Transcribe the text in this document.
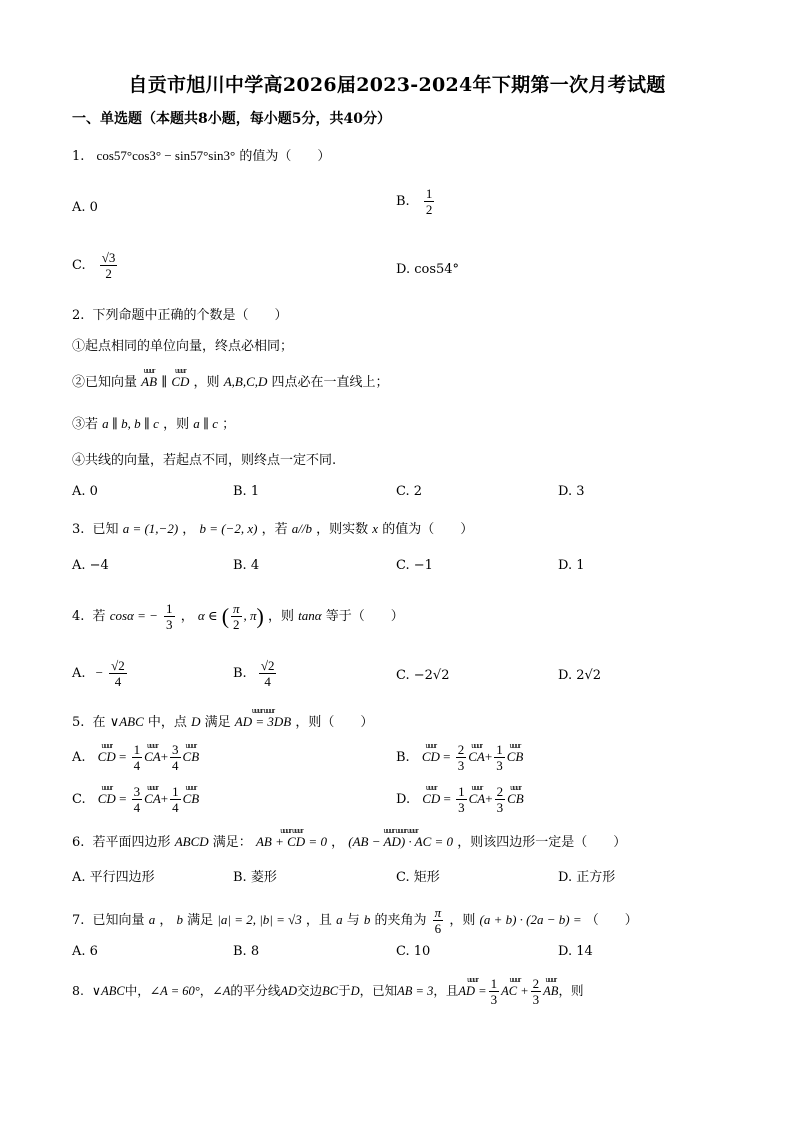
自贡市旭川中学高2026届2023-2024年下期第一次月考试题
一、单选题（本题共8小题，每小题5分，共40分）
1. cos57°cos3° − sin57°sin3° 的值为（　　）
A. 0	B. $\frac{1}{2}$
C. $\frac{√3}{2}$	D. cos54°
2. 下列命题中正确的个数是（　　）
①起点相同的单位向量，终点必相同；
②已知向量 uuur AB ∥ uuur CD ，则 A,B,C,D 四点必在一直线上；
③若 a ∥ b, b ∥ c ，则 a ∥ c ；
④共线的向量，若起点不同，则终点一定不同.
A. 0	B. 1	C. 2	D. 3
3. 已知 a = (1,−2) ， b = (−2, x) ，若 a//b ，则实数 x 的值为（　　）
A. −4	B. 4	C. −1	D. 1
4. 若 cosα = − $\frac{1}{3}$ ， α ∈ ( $\frac{\pi}{2}$ , π) ，则 tanα 等于（　　）
A. − $\frac{√2}{4}$	B. $\frac{√2}{4}$	C. −2√2	D. 2√2
5. 在 ∨ABC 中，点 D 满足 uuur uuur AD = 3DB ，则（　　）
A. uuur CD = $\frac{1}{4}$ uuur $CA+ \frac{3}{4}$ uuur CB	B. uuur CD = $\frac{2}{3}$ uuur $CA+ \frac{1}{3}$ uuur CB
C. uuur CD = $\frac{3}{4}$ uuur $CA+ \frac{1}{4}$ uuur CB	D. uuur CD = $\frac{1}{3}$ uuur $CA+ \frac{2}{3}$ uuur CB
6. 若平面四边形 ABCD 满足： uuur uuur AB + CD = 0 ， uuur uuur uuur (AB − AD) · AC = 0 ，则该四边形一定是（　　）
A. 平行四边形	B. 菱形	C. 矩形	D. 正方形
7. 已知向量 a ， b 满足 |a| = 2, |b| = √3 ，且 a 与 b 的夹角为 $\frac{\pi}{6}$ ，则 (a + b) · (2a − b) = （　　）
A. 6	B. 8	C. 10	D. 14
8. ∨ABC中，∠A = 60°，∠A的平分线AD交边BC于D，已知AB = 3，且uuur AD = $\frac{1}{3}$ uuur AC + $\frac{2}{3}$ uuur AB，则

Set exercise = In your copy, repeat each record exactly and include no pictures.

Finished exercise =
Transcribe the text in this document.
自贡市旭川中学高2026届2023-2024年下期第一次月考试题
一、单选题（本题共8小题，每小题5分，共40分）
1. cos57°cos3° − sin57°sin3° 的值为（　　）
A. 0	B. $\frac{1}{2}$
C. $\frac{√3}{2}$	D. cos54°
2. 下列命题中正确的个数是（　　）
①起点相同的单位向量，终点必相同；
②已知向量 uuur AB ∥ uuur CD ，则 A,B,C,D 四点必在一直线上；
③若 a ∥ b, b ∥ c ，则 a ∥ c ；
④共线的向量，若起点不同，则终点一定不同.
A. 0	B. 1	C. 2	D. 3
3. 已知 a = (1,−2) ， b = (−2, x) ，若 a//b ，则实数 x 的值为（　　）
A. −4	B. 4	C. −1	D. 1
4. 若 cosα = − $\frac{1}{3}$ ， α ∈ ( $\frac{\pi}{2}$ , π) ，则 tanα 等于（　　）
A. − $\frac{√2}{4}$	B. $\frac{√2}{4}$	C. −2√2	D. 2√2
5. 在 ∨ABC 中，点 D 满足 uuur uuur AD = 3DB ，则（　　）
A. uuur CD = $\frac{1}{4}$ uuur $CA+ \frac{3}{4}$ uuur CB	B. uuur CD = $\frac{2}{3}$ uuur $CA+ \frac{1}{3}$ uuur CB
C. uuur CD = $\frac{3}{4}$ uuur $CA+ \frac{1}{4}$ uuur CB	D. uuur CD = $\frac{1}{3}$ uuur $CA+ \frac{2}{3}$ uuur CB
6. 若平面四边形 ABCD 满足： uuur uuur AB + CD = 0 ， uuur uuur uuur (AB − AD) · AC = 0 ，则该四边形一定是（　　）
A. 平行四边形	B. 菱形	C. 矩形	D. 正方形
7. 已知向量 a ， b 满足 |a| = 2, |b| = √3 ，且 a 与 b 的夹角为 $\frac{\pi}{6}$ ，则 (a + b) · (2a − b) = （　　）
A. 6	B. 8	C. 10	D. 14
8. ∨ABC中，∠A = 60°，∠A的平分线AD交边BC于D，已知AB = 3，且uuur AD = $\frac{1}{3}$ uuur AC + $\frac{2}{3}$ uuur AB，则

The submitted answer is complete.